— BEGIN —
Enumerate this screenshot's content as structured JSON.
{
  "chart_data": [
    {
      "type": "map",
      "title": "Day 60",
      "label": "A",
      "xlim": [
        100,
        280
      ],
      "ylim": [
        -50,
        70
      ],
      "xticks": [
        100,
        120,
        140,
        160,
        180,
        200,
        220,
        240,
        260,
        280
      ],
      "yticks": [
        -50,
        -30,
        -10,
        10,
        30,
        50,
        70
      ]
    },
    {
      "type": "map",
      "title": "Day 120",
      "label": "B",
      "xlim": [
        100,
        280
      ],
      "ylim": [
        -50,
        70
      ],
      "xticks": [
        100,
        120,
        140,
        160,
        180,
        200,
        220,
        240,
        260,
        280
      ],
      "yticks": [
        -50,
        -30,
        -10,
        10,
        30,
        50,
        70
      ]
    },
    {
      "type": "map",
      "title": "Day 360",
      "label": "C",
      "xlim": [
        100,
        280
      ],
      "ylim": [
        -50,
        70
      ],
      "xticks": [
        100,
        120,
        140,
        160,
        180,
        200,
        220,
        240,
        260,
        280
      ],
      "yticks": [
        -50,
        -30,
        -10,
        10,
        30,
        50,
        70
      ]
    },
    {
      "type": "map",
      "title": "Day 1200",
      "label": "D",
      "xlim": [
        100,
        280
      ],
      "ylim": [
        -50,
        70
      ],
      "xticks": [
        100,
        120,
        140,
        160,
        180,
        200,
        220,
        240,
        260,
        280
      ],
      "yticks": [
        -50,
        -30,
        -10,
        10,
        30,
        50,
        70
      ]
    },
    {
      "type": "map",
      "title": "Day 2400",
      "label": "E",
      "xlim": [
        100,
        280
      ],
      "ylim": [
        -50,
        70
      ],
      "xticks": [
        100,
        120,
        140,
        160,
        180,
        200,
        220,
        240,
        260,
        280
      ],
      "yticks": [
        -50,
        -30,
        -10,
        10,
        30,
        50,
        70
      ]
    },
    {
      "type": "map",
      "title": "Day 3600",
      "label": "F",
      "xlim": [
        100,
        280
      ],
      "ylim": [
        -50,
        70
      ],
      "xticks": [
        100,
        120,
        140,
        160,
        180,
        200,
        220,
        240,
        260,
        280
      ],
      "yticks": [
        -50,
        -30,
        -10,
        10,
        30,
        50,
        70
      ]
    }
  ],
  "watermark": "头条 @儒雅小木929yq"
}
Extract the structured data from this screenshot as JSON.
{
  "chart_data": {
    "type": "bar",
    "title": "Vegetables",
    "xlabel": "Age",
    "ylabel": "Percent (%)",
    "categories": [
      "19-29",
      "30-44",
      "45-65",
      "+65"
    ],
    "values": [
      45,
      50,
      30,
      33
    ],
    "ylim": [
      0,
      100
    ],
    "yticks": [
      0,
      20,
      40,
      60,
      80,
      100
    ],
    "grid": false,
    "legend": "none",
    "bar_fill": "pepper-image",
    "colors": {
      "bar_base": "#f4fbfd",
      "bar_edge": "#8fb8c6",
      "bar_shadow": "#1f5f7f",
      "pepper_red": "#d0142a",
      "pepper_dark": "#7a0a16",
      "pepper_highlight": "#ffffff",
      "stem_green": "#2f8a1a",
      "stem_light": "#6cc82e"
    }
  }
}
— END —
Pull out all lines containing "title".

WORKED SOLUTION
      "title": "Day 60",
      "title": "Day 120",
      "title": "Day 360",
      "title": "Day 1200",
      "title": "Day 2400",
      "title": "Day 3600",
    "title": "Vegetables",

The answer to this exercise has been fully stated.